Give back the full listing, character for character, with no pictures.

-- Begin DATA ENTRIES --

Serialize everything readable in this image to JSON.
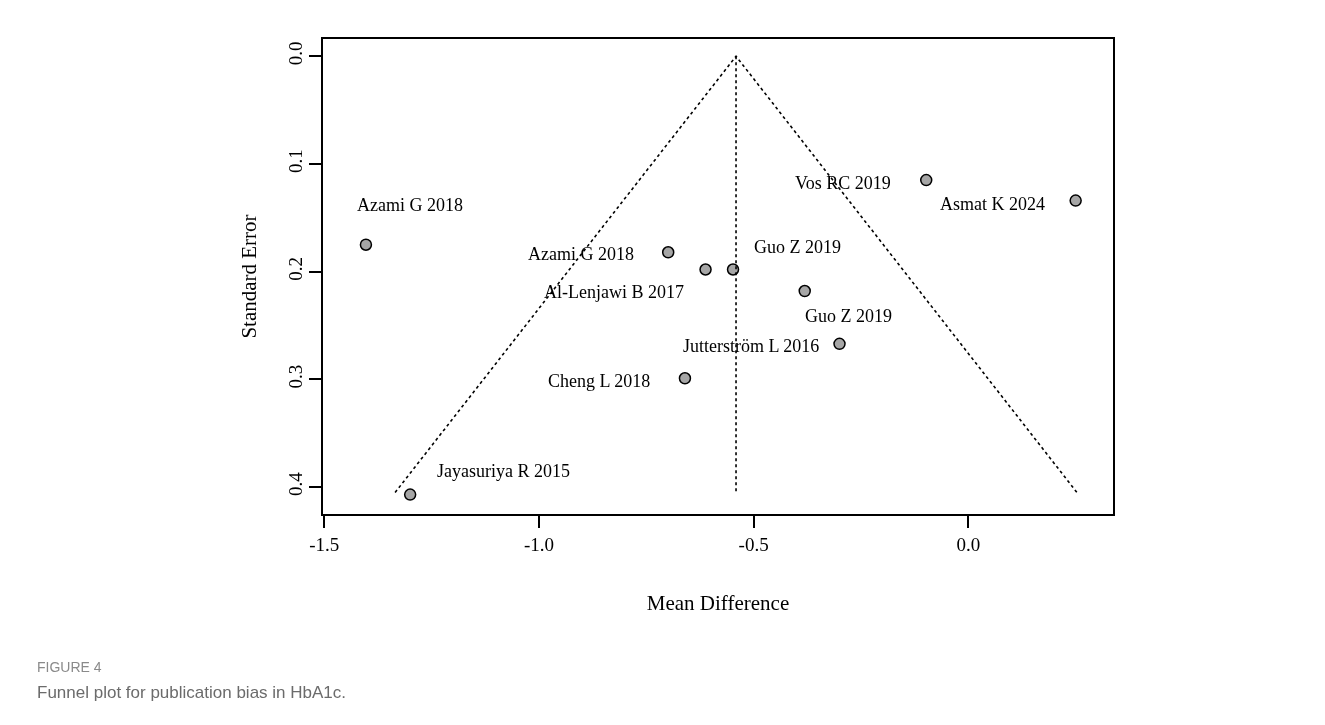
{
  "chart_data": {
    "type": "scatter",
    "xlabel": "Mean Difference",
    "ylabel": "Standard Error",
    "x": [
      -1.403,
      -1.3,
      -0.699,
      -0.612,
      -0.548,
      -0.381,
      -0.66,
      -0.3,
      -0.098,
      0.25
    ],
    "series": [
      {
        "color": "#a6a6a6",
        "marker": "circle",
        "values": [
          0.175,
          0.407,
          0.182,
          0.198,
          0.198,
          0.218,
          0.299,
          0.267,
          0.115,
          0.134
        ]
      },
      {
        "type": "line",
        "color": "#000000",
        "marker": "none",
        "line_style": "dotted",
        "x": [
          -1.335,
          -0.541,
          0.253
        ],
        "values": [
          0.405,
          0,
          0.405
        ]
      },
      {
        "type": "line",
        "color": "#000000",
        "marker": "none",
        "line_style": "dotted",
        "x": [
          -0.541,
          -0.541
        ],
        "values": [
          0,
          0.405
        ]
      }
    ],
    "xlim": [
      -1.503,
      0.337
    ],
    "ylim": [
      0.425,
      -0.016
    ],
    "xticks": [
      {
        "value": -1.5,
        "label": "-1.5"
      },
      {
        "value": -1.0,
        "label": "-1.0"
      },
      {
        "value": -0.5,
        "label": "-0.5"
      },
      {
        "value": 0,
        "label": "0.0"
      }
    ],
    "yticks": [
      {
        "value": 0,
        "label": "0.0"
      },
      {
        "value": 0.1,
        "label": "0.1"
      },
      {
        "value": 0.2,
        "label": "0.2"
      },
      {
        "value": 0.3,
        "label": "0.3"
      },
      {
        "value": 0.4,
        "label": "0.4"
      }
    ],
    "annotations": [
      {
        "text": "Azami G 2018",
        "x": -1.403,
        "y": 0.175
      },
      {
        "text": "Jayasuriya R 2015",
        "x": -1.3,
        "y": 0.407
      },
      {
        "text": "Azami G 2018",
        "x": -0.699,
        "y": 0.182
      },
      {
        "text": "Al-Lenjawi B 2017",
        "x": -0.612,
        "y": 0.198
      },
      {
        "text": "Guo Z 2019",
        "x": -0.548,
        "y": 0.198
      },
      {
        "text": "Guo Z 2019",
        "x": -0.381,
        "y": 0.218
      },
      {
        "text": "Cheng L 2018",
        "x": -0.66,
        "y": 0.299
      },
      {
        "text": "Jutterström L 2016",
        "x": -0.3,
        "y": 0.267
      },
      {
        "text": "Vos RC 2019",
        "x": -0.098,
        "y": 0.115
      },
      {
        "text": "Asmat K 2024",
        "x": 0.25,
        "y": 0.134
      },
      "FIGURE 4",
      "Funnel plot for publication bias in HbA1c."
    ]
  }
}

-- End DATA ENTRIES --

* [EXPECTED ANSWER]
Serialize everything readable in this image to JSON.
{
  "chart_data": {
    "type": "scatter",
    "xlabel": "Mean Difference",
    "ylabel": "Standard Error",
    "x": [
      -1.403,
      -1.3,
      -0.699,
      -0.612,
      -0.548,
      -0.381,
      -0.66,
      -0.3,
      -0.098,
      0.25
    ],
    "series": [
      {
        "color": "#a6a6a6",
        "marker": "circle",
        "values": [
          0.175,
          0.407,
          0.182,
          0.198,
          0.198,
          0.218,
          0.299,
          0.267,
          0.115,
          0.134
        ]
      },
      {
        "type": "line",
        "color": "#000000",
        "marker": "none",
        "line_style": "dotted",
        "x": [
          -1.335,
          -0.541,
          0.253
        ],
        "values": [
          0.405,
          0,
          0.405
        ]
      },
      {
        "type": "line",
        "color": "#000000",
        "marker": "none",
        "line_style": "dotted",
        "x": [
          -0.541,
          -0.541
        ],
        "values": [
          0,
          0.405
        ]
      }
    ],
    "xlim": [
      -1.503,
      0.337
    ],
    "ylim": [
      0.425,
      -0.016
    ],
    "xticks": [
      {
        "value": -1.5,
        "label": "-1.5"
      },
      {
        "value": -1.0,
        "label": "-1.0"
      },
      {
        "value": -0.5,
        "label": "-0.5"
      },
      {
        "value": 0,
        "label": "0.0"
      }
    ],
    "yticks": [
      {
        "value": 0,
        "label": "0.0"
      },
      {
        "value": 0.1,
        "label": "0.1"
      },
      {
        "value": 0.2,
        "label": "0.2"
      },
      {
        "value": 0.3,
        "label": "0.3"
      },
      {
        "value": 0.4,
        "label": "0.4"
      }
    ],
    "annotations": [
      {
        "text": "Azami G 2018",
        "x": -1.403,
        "y": 0.175
      },
      {
        "text": "Jayasuriya R 2015",
        "x": -1.3,
        "y": 0.407
      },
      {
        "text": "Azami G 2018",
        "x": -0.699,
        "y": 0.182
      },
      {
        "text": "Al-Lenjawi B 2017",
        "x": -0.612,
        "y": 0.198
      },
      {
        "text": "Guo Z 2019",
        "x": -0.548,
        "y": 0.198
      },
      {
        "text": "Guo Z 2019",
        "x": -0.381,
        "y": 0.218
      },
      {
        "text": "Cheng L 2018",
        "x": -0.66,
        "y": 0.299
      },
      {
        "text": "Jutterström L 2016",
        "x": -0.3,
        "y": 0.267
      },
      {
        "text": "Vos RC 2019",
        "x": -0.098,
        "y": 0.115
      },
      {
        "text": "Asmat K 2024",
        "x": 0.25,
        "y": 0.134
      },
      "FIGURE 4",
      "Funnel plot for publication bias in HbA1c."
    ]
  }
}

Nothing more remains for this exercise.